Problem requirements
Work out how many lines of the listing hold "Opinion", then state only that count.

* * *

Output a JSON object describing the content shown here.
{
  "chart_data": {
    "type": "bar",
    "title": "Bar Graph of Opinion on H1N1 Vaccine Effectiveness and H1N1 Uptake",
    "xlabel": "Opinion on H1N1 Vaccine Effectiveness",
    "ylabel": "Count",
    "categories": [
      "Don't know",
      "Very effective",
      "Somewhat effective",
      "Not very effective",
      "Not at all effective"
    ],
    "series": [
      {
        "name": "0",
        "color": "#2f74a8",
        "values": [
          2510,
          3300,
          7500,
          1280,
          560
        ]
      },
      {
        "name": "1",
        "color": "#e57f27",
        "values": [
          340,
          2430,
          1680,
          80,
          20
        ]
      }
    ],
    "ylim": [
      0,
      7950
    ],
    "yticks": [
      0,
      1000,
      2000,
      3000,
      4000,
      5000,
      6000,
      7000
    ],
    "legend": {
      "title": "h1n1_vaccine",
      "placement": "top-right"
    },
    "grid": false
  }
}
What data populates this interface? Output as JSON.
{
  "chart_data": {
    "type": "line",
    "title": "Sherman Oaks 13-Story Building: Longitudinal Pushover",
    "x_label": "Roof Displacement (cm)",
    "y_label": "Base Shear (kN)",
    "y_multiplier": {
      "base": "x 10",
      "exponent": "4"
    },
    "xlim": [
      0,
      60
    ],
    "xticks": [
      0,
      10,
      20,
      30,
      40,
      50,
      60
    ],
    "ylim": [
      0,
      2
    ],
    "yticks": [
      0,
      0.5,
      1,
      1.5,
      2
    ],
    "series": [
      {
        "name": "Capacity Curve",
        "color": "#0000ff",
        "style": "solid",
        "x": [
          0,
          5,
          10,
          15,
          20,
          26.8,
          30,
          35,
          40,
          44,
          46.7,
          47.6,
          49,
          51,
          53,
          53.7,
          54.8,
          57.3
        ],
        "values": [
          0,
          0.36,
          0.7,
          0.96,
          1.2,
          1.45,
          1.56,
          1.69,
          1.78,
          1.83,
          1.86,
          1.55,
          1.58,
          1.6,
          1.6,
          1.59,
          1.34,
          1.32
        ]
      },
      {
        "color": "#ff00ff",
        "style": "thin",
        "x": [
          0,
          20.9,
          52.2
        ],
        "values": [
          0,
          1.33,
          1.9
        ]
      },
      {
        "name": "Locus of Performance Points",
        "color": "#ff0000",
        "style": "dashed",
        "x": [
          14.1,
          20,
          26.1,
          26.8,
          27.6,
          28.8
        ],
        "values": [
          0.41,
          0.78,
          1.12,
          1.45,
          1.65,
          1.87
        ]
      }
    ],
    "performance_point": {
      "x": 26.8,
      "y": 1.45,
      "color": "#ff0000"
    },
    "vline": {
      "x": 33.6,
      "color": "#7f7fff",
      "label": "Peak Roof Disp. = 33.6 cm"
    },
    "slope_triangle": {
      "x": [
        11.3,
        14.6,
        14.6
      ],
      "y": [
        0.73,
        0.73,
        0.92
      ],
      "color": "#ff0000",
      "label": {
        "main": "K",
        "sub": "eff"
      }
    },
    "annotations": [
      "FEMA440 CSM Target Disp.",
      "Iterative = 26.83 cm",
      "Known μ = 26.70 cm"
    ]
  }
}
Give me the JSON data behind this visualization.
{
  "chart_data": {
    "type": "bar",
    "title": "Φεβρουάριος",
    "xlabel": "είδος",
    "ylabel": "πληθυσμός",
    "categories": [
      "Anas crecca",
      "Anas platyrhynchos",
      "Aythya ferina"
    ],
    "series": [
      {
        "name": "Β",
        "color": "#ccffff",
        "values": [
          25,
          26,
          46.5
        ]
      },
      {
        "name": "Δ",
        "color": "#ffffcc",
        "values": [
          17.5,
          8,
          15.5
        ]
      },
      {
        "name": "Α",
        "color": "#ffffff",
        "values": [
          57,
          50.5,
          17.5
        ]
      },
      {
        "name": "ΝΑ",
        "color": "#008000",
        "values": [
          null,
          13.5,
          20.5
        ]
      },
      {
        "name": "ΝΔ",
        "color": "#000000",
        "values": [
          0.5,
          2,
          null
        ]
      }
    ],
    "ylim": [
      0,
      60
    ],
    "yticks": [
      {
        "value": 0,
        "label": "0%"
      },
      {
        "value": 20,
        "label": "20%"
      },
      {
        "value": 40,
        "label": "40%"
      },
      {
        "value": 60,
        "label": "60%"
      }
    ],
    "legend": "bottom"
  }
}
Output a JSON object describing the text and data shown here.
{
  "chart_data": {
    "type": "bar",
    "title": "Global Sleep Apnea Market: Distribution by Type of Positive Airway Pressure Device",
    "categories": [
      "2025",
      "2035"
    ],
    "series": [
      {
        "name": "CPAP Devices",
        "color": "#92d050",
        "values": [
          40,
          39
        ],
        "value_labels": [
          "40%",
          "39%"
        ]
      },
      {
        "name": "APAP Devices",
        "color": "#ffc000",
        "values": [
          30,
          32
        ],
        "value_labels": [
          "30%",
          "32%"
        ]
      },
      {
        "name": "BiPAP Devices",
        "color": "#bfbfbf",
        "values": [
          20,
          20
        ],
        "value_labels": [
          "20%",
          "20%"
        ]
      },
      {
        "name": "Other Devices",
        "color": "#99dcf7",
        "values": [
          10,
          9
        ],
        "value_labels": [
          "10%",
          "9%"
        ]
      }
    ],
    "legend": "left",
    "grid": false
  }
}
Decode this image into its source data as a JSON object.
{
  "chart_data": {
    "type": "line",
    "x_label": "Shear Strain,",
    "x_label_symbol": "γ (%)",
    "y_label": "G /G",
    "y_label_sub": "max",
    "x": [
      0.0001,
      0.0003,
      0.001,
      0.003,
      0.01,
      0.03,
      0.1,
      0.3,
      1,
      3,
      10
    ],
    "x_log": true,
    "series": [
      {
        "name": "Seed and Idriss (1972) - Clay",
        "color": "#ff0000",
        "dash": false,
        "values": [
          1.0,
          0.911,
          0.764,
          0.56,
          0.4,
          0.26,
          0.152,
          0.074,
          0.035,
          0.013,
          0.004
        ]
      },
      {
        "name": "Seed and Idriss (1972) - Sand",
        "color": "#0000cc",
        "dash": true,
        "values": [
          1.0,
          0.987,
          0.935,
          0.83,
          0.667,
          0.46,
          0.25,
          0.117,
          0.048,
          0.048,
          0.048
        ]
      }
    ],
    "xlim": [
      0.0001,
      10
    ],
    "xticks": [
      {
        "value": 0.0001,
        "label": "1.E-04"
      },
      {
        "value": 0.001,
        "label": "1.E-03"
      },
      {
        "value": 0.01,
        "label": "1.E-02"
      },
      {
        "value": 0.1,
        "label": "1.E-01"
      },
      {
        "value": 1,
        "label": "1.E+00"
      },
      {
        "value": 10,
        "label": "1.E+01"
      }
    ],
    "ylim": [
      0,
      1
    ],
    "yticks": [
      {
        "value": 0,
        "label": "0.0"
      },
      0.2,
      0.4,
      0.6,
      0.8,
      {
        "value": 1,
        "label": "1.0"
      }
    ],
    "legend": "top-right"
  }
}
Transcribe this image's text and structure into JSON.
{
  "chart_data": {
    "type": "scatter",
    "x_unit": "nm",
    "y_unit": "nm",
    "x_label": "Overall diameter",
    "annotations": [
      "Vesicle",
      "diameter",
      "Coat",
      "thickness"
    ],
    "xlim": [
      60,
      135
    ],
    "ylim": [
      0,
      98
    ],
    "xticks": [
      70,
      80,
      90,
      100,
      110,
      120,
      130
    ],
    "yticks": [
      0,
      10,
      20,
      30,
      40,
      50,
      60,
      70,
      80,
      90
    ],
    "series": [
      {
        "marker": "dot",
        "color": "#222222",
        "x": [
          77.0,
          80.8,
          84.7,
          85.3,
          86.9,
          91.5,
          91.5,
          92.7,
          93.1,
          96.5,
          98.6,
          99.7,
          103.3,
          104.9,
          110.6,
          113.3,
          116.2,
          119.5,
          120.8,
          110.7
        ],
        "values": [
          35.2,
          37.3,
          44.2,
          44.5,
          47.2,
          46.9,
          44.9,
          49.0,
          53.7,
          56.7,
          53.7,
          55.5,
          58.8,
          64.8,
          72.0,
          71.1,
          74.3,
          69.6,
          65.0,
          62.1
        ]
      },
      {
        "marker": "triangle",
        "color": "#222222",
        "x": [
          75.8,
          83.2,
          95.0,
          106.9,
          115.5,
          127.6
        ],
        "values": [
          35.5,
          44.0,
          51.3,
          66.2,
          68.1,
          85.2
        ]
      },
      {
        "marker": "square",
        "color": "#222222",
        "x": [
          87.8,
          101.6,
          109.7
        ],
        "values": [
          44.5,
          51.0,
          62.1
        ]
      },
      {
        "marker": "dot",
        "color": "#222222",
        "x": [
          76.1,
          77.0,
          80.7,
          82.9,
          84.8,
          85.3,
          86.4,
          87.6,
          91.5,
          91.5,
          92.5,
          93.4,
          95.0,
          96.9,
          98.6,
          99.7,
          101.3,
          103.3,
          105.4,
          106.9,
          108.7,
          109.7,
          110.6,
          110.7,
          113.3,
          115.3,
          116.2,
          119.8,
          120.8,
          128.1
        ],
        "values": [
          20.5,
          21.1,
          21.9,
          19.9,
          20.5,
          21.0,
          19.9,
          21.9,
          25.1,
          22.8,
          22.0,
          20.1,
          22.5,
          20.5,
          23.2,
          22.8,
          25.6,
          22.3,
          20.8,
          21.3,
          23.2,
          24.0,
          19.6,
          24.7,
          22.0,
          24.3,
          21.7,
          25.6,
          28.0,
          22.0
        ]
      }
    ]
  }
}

* * *

The answer
2